> [OBJETIVO DEL EJERCICIO]:
Según el fragmento proporcionado, ¿qué hacía María mientras Marta estaba atareada en muchos quehaceres?

> [FRAGMENTO PROPORCIONADO]:
-*-*-

Yendo ellos de camino, entró en un pueblo; y una mujer, llamada Marta,
lo recibió en su casa. Tenía ella una hermana llamada María, que, sentada a
los pies del Señor, escuchaba su Palabra, mientras Marta estaba atareada en
muchos quehaceres. Acercándose dijo: “Señor, ¿no te importa que mi hermana
me deje sola en el trabajo? Dile que me ayude”. Le respondió el Señor:
“Marta, Marta, te preocupas y te agitas por muchas cosas; y hay necesidad
de pocas, o mejor, de una sola. María ha elegido la parte buena, que no le
será quitada”. (Lucas 10, 38-42).

-*-*-

> [INFORMACIÓN PROPORCIONADA]:
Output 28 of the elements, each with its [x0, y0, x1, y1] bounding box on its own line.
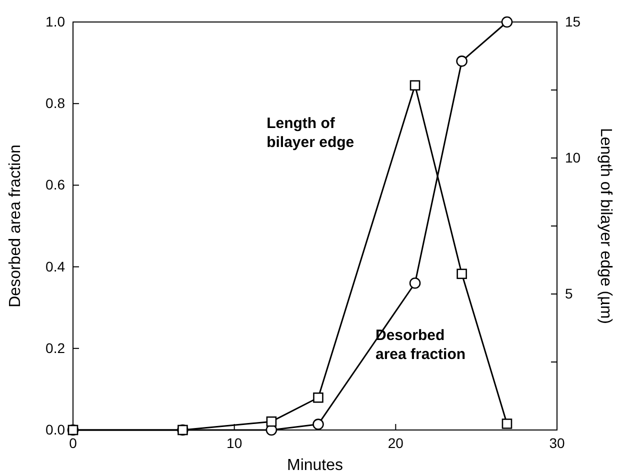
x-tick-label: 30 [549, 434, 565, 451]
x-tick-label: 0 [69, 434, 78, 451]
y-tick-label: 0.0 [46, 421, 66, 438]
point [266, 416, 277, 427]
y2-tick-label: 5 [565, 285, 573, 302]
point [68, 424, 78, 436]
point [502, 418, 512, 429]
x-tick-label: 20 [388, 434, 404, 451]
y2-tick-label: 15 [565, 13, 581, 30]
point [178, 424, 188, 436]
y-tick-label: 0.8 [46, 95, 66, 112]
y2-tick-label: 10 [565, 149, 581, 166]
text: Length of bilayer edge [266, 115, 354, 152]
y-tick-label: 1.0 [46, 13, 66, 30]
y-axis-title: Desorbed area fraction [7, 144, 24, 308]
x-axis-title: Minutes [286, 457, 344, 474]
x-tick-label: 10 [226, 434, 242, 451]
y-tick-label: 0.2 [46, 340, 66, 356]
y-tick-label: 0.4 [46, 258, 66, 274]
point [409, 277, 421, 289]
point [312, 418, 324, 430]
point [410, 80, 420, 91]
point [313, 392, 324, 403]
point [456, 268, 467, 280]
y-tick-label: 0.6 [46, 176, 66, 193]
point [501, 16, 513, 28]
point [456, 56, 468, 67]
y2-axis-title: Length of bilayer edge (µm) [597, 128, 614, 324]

-*-*-

> [EN RESPUESTA]:
Estaba sentada a los pies del Señor escuchando su Palabra.